Chart and figure data
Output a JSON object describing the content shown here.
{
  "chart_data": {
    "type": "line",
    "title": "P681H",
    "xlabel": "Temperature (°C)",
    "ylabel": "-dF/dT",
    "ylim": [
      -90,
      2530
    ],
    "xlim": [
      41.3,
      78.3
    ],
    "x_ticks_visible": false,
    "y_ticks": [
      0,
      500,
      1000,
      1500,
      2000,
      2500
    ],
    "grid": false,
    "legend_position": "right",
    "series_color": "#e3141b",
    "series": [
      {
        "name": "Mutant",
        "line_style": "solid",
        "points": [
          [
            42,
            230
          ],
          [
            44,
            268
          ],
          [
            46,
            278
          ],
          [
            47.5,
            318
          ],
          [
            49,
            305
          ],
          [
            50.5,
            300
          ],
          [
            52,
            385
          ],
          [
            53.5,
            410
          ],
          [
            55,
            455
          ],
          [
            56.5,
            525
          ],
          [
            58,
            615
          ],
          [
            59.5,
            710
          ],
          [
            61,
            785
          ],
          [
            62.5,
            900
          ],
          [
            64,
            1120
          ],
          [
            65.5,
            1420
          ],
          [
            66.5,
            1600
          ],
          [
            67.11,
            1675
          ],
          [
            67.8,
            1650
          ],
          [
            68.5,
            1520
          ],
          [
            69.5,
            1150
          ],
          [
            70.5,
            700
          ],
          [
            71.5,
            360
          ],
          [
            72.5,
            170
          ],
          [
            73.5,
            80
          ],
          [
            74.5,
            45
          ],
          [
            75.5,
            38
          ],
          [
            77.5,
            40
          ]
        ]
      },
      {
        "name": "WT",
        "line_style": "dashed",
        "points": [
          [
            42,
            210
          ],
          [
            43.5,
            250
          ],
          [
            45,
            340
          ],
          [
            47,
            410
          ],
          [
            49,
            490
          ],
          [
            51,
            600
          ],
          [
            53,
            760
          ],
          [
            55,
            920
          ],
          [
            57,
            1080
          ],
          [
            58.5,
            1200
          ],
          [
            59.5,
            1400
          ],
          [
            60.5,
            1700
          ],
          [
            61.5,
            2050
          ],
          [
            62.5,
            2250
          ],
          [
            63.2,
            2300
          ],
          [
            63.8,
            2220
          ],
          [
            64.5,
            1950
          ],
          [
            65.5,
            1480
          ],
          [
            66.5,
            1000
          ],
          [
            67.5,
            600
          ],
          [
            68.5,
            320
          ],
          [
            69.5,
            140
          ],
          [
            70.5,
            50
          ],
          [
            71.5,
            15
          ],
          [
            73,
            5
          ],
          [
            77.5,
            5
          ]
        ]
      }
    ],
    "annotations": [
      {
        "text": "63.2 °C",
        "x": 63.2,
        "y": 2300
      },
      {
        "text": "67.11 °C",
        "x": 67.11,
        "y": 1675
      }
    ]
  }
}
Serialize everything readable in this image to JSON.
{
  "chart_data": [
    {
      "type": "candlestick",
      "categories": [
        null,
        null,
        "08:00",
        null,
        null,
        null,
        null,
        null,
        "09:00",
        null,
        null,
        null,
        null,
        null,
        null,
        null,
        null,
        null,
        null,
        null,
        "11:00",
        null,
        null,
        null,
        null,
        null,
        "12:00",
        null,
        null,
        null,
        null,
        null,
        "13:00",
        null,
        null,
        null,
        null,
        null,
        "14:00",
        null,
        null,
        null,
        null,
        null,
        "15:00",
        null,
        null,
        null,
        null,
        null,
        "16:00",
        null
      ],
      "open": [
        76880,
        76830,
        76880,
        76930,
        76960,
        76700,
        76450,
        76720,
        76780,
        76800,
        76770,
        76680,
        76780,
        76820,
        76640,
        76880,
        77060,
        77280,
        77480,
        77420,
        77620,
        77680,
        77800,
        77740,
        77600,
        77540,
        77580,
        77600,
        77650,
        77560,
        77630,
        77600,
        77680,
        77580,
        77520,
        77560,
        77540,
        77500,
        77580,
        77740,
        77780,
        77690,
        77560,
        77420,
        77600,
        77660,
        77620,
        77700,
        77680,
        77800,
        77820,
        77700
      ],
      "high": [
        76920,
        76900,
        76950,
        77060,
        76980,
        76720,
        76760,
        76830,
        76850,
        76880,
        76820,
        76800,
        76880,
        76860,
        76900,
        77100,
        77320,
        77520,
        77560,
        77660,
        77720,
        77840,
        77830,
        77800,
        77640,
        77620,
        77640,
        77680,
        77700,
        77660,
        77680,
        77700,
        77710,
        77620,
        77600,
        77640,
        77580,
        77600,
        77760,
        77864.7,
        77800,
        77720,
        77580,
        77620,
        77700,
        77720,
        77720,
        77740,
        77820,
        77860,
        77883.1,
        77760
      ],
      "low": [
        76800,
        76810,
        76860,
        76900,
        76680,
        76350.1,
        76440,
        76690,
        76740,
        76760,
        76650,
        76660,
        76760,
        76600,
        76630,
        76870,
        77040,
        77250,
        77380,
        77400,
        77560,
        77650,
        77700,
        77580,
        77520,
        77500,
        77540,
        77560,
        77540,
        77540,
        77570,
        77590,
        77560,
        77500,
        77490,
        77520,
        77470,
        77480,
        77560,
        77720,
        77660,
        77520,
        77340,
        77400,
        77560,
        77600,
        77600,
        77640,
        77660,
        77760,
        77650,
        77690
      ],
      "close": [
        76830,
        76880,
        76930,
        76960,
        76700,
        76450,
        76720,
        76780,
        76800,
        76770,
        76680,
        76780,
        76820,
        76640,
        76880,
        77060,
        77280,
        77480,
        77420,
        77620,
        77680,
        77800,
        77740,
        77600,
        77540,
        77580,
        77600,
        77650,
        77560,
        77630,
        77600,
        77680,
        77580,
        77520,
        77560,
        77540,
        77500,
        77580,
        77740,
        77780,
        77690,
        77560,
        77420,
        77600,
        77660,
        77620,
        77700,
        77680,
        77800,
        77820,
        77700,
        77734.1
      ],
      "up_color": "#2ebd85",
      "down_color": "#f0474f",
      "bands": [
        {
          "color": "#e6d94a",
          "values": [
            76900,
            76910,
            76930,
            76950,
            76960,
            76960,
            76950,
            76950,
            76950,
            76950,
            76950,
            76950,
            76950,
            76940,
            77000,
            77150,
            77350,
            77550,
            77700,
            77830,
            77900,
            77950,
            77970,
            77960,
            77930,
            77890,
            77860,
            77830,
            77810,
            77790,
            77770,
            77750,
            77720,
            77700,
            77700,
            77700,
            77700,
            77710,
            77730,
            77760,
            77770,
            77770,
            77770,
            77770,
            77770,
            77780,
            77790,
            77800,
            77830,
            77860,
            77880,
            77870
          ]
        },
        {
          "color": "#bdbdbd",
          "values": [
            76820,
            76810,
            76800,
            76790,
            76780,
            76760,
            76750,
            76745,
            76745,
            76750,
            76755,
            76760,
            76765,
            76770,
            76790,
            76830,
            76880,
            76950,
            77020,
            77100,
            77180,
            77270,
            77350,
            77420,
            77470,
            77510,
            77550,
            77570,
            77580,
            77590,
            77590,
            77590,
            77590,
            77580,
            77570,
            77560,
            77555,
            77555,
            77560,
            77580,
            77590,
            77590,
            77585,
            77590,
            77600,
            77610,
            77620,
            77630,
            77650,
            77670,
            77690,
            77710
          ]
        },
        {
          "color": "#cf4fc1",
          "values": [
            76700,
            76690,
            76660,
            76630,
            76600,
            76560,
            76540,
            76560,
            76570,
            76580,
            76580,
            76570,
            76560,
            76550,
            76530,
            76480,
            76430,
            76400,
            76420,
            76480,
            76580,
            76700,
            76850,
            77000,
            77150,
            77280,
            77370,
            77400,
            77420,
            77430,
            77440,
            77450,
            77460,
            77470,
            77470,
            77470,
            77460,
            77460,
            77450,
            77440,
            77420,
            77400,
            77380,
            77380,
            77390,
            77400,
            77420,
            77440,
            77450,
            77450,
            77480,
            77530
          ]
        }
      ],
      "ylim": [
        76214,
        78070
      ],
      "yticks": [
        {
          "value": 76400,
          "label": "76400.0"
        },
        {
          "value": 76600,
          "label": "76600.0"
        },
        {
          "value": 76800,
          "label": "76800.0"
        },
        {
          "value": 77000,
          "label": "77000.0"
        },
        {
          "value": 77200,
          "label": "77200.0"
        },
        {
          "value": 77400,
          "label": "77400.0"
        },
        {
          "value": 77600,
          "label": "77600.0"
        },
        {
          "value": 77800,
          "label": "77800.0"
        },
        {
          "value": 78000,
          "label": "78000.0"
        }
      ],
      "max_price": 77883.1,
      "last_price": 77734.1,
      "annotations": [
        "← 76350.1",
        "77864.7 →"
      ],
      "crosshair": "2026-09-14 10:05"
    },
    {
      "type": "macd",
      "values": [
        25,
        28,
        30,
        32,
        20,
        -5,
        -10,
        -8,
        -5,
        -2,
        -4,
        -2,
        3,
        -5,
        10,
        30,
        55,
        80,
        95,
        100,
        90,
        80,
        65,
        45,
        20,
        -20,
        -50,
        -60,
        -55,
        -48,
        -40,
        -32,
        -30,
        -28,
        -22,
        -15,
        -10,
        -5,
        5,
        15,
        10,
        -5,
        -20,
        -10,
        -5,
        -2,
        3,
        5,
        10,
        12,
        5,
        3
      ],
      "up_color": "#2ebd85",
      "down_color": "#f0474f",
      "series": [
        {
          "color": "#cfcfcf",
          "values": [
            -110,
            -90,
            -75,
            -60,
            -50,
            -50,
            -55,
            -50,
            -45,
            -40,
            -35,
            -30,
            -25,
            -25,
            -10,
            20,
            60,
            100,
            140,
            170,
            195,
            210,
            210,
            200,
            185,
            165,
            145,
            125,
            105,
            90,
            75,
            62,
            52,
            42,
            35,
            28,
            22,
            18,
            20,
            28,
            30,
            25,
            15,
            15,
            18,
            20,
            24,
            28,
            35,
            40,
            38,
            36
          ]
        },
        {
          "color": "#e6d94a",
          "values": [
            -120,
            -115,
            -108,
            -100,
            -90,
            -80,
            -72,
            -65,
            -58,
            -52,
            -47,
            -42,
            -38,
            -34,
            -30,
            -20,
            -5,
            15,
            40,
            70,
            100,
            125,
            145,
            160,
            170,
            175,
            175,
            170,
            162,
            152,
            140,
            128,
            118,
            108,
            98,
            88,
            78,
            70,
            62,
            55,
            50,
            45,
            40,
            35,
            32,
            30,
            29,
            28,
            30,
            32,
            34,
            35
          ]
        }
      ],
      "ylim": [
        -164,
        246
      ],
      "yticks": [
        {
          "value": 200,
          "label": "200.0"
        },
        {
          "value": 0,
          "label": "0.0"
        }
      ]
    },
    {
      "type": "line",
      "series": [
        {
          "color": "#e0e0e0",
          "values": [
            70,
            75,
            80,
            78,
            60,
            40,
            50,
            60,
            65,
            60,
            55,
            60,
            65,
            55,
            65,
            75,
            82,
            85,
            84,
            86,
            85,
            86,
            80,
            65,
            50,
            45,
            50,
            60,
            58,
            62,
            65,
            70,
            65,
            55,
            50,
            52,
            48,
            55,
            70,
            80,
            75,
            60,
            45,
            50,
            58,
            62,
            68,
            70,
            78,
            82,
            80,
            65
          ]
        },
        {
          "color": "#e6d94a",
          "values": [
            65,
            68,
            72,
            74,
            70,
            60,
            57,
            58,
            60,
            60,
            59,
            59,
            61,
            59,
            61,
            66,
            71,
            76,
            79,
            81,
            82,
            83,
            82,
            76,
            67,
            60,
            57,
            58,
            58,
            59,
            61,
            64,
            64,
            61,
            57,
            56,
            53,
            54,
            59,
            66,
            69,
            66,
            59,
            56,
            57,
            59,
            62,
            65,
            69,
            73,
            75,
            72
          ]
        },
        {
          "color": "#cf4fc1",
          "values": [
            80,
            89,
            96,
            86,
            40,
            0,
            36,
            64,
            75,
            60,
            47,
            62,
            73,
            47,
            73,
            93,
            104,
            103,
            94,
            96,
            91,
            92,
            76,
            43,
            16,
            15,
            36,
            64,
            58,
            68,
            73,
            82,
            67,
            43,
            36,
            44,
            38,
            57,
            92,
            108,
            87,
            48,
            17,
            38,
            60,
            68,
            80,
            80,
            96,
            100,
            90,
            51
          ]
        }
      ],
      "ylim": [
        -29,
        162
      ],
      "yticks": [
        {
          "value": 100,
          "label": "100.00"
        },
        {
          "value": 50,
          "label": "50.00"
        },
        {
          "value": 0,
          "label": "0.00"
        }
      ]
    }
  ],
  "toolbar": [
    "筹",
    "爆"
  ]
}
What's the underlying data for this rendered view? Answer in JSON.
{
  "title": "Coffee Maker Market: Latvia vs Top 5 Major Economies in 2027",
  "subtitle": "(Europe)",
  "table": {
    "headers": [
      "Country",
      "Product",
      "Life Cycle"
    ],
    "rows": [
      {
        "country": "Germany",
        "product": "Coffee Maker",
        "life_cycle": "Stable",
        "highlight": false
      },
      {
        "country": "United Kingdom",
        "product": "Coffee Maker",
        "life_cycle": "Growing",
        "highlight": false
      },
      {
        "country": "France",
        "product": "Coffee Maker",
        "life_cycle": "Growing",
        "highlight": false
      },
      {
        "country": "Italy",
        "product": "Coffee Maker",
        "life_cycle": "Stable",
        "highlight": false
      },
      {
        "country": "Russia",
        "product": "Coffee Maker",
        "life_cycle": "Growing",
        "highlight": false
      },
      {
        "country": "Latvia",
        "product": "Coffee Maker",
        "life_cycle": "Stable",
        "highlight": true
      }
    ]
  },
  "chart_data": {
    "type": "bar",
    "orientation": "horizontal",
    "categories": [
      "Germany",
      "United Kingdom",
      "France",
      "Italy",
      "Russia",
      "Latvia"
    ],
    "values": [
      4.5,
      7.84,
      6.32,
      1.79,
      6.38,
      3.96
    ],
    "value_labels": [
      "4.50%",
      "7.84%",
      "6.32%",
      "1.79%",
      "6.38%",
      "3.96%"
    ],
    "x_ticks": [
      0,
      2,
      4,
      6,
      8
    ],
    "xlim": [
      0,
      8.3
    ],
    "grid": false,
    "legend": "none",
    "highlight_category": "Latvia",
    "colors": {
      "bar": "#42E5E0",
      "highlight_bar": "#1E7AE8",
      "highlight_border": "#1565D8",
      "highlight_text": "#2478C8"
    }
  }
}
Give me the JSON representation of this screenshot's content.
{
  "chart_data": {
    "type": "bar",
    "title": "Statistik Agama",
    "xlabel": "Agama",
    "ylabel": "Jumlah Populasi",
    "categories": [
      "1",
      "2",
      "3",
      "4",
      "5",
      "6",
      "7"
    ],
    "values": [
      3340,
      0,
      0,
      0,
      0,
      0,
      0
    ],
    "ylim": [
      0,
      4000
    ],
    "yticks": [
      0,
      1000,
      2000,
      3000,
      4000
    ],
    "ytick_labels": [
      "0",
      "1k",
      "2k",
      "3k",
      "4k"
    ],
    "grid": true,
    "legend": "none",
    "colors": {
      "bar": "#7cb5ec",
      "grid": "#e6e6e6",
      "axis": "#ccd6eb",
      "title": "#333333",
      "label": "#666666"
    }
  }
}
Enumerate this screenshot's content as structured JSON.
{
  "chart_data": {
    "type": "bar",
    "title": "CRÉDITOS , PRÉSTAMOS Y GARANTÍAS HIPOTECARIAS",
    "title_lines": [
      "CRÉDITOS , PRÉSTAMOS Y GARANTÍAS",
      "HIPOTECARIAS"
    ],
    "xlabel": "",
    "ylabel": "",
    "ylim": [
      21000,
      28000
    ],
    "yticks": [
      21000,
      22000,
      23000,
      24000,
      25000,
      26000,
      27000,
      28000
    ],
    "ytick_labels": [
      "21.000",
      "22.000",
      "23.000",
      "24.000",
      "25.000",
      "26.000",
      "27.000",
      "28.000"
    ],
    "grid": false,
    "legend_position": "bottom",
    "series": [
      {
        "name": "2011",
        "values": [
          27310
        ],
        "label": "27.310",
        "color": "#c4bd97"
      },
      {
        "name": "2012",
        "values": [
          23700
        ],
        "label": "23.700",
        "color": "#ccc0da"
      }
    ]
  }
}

### What to produce
Take every line from the data above that holds "xlabel" and copy it out.

### The completed task
    "xlabel": "Temperature (°C)",
    "xlabel": "Agama",
    "xlabel": "",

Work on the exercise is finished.